TRECHO DO TEXTO →
----
Segundo diversos autores, o planejamento de pesquisa segundo a metodologia a ser utilizada refere-se à organização para coleta e análise de dados levantados, sendo que a escolha de qual metodologia empregar está intimamente relacionada ao objetivo da pesquisa (SELLTIZ et al., 1965).

Tendo em vista que o objetivo do trabalho foi analisar uma situação existente no Brasil tomando como base estudos anteriores feitos por pesquisadores estrangeiros, replicou-se a abordagem metodológica utilizada no artigo de Taylor e Lee (1994) e Taylor, Landreth e Bang (2005), conhecida como análise de conteúdo, devido ao fato da pesquisa atual compartilhar dos mesmos objetivos gerais de tal estudo precedente e que tal modelo metodológico, quando aplicado de forma a analisar as representações de asiáticos em propagandas nos Estados Unidos, mostrou-se eficiente e a partir dele pode-se alcançar resultados de pesquisa esclarecedores.
----
LISTA DE TAREFAS →
a: Transcreva do trecho sobre metodologia de pesquisa tudo o que vai de "Tendo em vista" até "de pesquisa esclarecedores.", trocando "análise de conteúdo" por "análise temática".
b: Conforme o trecho sobre metodologia de pesquisa, por que motivo se replicou a abordagem metodológica de Taylor e Lee (1994) e de Taylor, Landreth e Bang (2005)? Responda em uma a três frases.

Itens de um conjunto de dados →
----
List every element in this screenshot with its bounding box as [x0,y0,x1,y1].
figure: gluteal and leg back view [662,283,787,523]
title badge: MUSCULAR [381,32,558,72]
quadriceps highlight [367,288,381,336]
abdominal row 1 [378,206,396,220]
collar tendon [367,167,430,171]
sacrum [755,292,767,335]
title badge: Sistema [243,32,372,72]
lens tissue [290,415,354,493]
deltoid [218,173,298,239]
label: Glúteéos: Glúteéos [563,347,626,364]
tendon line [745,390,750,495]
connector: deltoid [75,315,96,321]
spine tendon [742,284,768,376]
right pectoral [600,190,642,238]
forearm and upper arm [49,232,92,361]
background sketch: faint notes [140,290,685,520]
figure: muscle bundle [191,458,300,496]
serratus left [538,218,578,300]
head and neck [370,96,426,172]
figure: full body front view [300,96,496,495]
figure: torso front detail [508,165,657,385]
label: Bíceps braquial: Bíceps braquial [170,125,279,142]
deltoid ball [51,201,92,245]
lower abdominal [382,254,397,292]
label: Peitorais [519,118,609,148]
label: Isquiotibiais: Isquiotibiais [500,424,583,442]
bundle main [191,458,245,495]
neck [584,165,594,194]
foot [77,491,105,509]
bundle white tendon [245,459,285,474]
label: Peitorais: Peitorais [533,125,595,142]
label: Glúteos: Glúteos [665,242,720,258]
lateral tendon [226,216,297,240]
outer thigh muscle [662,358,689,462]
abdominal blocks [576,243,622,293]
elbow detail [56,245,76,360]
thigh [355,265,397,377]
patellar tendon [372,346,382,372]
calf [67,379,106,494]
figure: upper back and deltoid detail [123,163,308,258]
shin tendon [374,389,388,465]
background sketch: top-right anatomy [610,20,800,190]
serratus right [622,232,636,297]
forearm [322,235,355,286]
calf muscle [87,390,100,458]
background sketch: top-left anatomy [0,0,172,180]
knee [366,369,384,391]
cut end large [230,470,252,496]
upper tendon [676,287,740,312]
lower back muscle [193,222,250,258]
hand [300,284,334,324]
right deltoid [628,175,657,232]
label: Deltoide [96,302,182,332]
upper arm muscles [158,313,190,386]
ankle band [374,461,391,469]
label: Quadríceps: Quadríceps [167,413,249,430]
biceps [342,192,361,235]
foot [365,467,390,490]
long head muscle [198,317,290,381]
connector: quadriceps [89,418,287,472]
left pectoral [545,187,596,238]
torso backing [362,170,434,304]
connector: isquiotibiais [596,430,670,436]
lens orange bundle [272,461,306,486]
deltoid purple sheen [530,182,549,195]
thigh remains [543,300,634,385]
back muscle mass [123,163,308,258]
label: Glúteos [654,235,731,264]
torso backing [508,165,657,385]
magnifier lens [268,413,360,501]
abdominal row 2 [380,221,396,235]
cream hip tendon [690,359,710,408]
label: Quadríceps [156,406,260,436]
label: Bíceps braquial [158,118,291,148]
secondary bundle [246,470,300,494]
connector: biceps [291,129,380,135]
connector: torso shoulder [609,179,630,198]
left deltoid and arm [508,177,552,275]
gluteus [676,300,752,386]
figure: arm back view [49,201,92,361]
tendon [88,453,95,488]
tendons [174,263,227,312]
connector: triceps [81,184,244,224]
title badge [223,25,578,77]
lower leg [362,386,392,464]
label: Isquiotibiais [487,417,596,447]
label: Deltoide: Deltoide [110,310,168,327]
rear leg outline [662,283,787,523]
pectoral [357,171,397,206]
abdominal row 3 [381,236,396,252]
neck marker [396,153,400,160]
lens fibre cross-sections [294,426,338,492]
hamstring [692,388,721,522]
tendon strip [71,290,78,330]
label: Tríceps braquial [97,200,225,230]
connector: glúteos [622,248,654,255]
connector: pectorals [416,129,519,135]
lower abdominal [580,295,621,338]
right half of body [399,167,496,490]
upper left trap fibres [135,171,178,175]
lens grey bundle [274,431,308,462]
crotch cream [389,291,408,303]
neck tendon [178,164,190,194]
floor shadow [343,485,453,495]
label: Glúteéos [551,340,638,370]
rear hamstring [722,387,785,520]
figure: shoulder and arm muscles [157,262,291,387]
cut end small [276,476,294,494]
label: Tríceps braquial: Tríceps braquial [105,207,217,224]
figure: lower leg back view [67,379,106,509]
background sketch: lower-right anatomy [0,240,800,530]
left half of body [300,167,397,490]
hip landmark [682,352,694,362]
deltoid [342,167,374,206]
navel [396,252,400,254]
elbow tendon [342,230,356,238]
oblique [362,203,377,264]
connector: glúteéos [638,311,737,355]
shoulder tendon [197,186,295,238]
----
RESPOSTAS →
a:
Tendo em vista que o objetivo do trabalho foi analisar uma situação existente no Brasil tomando como base estudos anteriores feitos por pesquisadores estrangeiros, replicou-se a abordagem metodológica utilizada no artigo de Taylor e Lee (1994) e Taylor, Landreth e Bang (2005), conhecida como análise temática, devido ao fato da pesquisa atual compartilhar dos mesmos objetivos gerais de tal estudo precedente e que tal modelo metodológico, quando aplicado de forma a analisar as representações de asiáticos em propagandas nos Estados Unidos, mostrou-se eficiente e a partir dele pode-se alcançar resultados de pesquisa esclarecedores.

b: A abordagem foi replicada porque a pesquisa atual compartilha os mesmos objetivos gerais do estudo precedente. Além disso, esse modelo metodológico mostrou-se eficiente quando aplicado à análise das representações de asiáticos em propagandas nos Estados Unidos e permitiu alcançar resultados de pesquisa esclarecedores.